* **Given instruction**: Reproduce the records that follow, renaming every occurrence of "colorbar-swatch" to "legend-swatch" and leaving all other text unchanged.

* **Dataset**:

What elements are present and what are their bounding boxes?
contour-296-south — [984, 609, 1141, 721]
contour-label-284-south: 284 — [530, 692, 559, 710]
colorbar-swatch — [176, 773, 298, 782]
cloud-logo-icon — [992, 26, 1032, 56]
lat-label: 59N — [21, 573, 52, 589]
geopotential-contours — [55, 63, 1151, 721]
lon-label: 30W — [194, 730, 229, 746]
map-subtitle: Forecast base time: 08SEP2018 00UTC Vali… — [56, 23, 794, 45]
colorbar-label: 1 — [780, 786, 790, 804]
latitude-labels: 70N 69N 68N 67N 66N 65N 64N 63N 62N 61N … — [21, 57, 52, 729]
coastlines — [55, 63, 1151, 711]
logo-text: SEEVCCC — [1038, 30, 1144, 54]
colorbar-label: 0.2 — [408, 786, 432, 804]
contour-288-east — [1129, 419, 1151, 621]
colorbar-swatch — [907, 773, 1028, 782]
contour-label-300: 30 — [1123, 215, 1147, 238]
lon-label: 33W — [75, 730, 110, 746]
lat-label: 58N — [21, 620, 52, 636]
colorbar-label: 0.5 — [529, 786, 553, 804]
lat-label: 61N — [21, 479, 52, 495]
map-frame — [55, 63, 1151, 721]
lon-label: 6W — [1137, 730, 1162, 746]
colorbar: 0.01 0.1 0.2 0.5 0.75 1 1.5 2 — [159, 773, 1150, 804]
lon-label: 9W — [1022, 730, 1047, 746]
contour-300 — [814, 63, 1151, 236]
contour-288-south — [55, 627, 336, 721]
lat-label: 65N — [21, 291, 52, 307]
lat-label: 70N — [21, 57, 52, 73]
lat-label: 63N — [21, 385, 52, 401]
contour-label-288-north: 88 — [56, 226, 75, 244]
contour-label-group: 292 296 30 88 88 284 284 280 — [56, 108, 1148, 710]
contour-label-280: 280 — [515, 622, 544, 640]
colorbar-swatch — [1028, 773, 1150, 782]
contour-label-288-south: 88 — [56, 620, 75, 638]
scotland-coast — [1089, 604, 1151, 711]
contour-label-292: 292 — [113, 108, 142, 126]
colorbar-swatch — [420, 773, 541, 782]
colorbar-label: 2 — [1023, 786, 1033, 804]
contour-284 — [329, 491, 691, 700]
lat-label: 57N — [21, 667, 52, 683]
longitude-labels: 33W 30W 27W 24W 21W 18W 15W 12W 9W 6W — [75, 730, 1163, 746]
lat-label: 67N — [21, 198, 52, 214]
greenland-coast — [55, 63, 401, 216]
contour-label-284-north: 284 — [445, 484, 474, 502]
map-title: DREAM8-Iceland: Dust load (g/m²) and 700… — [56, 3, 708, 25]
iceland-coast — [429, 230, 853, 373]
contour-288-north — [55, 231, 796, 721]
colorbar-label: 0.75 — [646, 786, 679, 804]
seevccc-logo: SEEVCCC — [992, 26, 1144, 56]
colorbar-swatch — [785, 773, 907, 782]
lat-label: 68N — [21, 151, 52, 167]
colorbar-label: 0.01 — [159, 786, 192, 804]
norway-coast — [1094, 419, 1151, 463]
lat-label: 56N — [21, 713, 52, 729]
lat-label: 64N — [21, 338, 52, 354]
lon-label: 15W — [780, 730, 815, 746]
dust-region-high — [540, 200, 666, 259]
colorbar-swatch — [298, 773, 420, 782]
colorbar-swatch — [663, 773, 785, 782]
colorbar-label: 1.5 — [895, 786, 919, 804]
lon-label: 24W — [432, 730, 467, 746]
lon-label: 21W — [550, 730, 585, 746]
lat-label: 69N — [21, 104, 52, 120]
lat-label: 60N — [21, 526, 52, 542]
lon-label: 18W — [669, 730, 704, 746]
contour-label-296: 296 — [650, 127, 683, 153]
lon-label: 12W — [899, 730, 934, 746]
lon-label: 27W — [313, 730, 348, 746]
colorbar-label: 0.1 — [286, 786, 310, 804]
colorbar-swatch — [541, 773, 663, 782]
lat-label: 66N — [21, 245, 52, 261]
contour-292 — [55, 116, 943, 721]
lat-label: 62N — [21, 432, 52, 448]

* **Solution**:
What elements are present and what are their bounding boxes?
contour-296-south — [984, 609, 1141, 721]
contour-label-284-south: 284 — [530, 692, 559, 710]
legend-swatch — [176, 773, 298, 782]
cloud-logo-icon — [992, 26, 1032, 56]
lat-label: 59N — [21, 573, 52, 589]
geopotential-contours — [55, 63, 1151, 721]
lon-label: 30W — [194, 730, 229, 746]
map-subtitle: Forecast base time: 08SEP2018 00UTC Vali… — [56, 23, 794, 45]
colorbar-label: 1 — [780, 786, 790, 804]
latitude-labels: 70N 69N 68N 67N 66N 65N 64N 63N 62N 61N … — [21, 57, 52, 729]
coastlines — [55, 63, 1151, 711]
logo-text: SEEVCCC — [1038, 30, 1144, 54]
colorbar-label: 0.2 — [408, 786, 432, 804]
contour-288-east — [1129, 419, 1151, 621]
legend-swatch — [907, 773, 1028, 782]
contour-label-300: 30 — [1123, 215, 1147, 238]
lon-label: 33W — [75, 730, 110, 746]
lat-label: 58N — [21, 620, 52, 636]
colorbar-label: 0.5 — [529, 786, 553, 804]
lat-label: 61N — [21, 479, 52, 495]
map-frame — [55, 63, 1151, 721]
lon-label: 6W — [1137, 730, 1162, 746]
colorbar: 0.01 0.1 0.2 0.5 0.75 1 1.5 2 — [159, 773, 1150, 804]
lon-label: 9W — [1022, 730, 1047, 746]
contour-300 — [814, 63, 1151, 236]
contour-288-south — [55, 627, 336, 721]
lat-label: 65N — [21, 291, 52, 307]
lat-label: 70N — [21, 57, 52, 73]
lat-label: 63N — [21, 385, 52, 401]
contour-label-288-north: 88 — [56, 226, 75, 244]
contour-label-group: 292 296 30 88 88 284 284 280 — [56, 108, 1148, 710]
contour-label-280: 280 — [515, 622, 544, 640]
legend-swatch — [1028, 773, 1150, 782]
contour-label-288-south: 88 — [56, 620, 75, 638]
scotland-coast — [1089, 604, 1151, 711]
contour-label-292: 292 — [113, 108, 142, 126]
legend-swatch — [420, 773, 541, 782]
colorbar-label: 2 — [1023, 786, 1033, 804]
contour-284 — [329, 491, 691, 700]
lat-label: 57N — [21, 667, 52, 683]
longitude-labels: 33W 30W 27W 24W 21W 18W 15W 12W 9W 6W — [75, 730, 1163, 746]
lat-label: 67N — [21, 198, 52, 214]
greenland-coast — [55, 63, 401, 216]
contour-label-284-north: 284 — [445, 484, 474, 502]
map-title: DREAM8-Iceland: Dust load (g/m²) and 700… — [56, 3, 708, 25]
iceland-coast — [429, 230, 853, 373]
contour-288-north — [55, 231, 796, 721]
colorbar-label: 0.75 — [646, 786, 679, 804]
seevccc-logo: SEEVCCC — [992, 26, 1144, 56]
legend-swatch — [785, 773, 907, 782]
lat-label: 68N — [21, 151, 52, 167]
colorbar-label: 0.01 — [159, 786, 192, 804]
norway-coast — [1094, 419, 1151, 463]
lat-label: 56N — [21, 713, 52, 729]
lat-label: 64N — [21, 338, 52, 354]
lon-label: 15W — [780, 730, 815, 746]
dust-region-high — [540, 200, 666, 259]
legend-swatch — [298, 773, 420, 782]
legend-swatch — [663, 773, 785, 782]
colorbar-label: 1.5 — [895, 786, 919, 804]
lon-label: 24W — [432, 730, 467, 746]
lon-label: 21W — [550, 730, 585, 746]
lat-label: 69N — [21, 104, 52, 120]
lat-label: 60N — [21, 526, 52, 542]
lon-label: 18W — [669, 730, 704, 746]
contour-label-296: 296 — [650, 127, 683, 153]
lon-label: 12W — [899, 730, 934, 746]
lon-label: 27W — [313, 730, 348, 746]
colorbar-label: 0.1 — [286, 786, 310, 804]
legend-swatch — [541, 773, 663, 782]
lat-label: 66N — [21, 245, 52, 261]
contour-292 — [55, 116, 943, 721]
lat-label: 62N — [21, 432, 52, 448]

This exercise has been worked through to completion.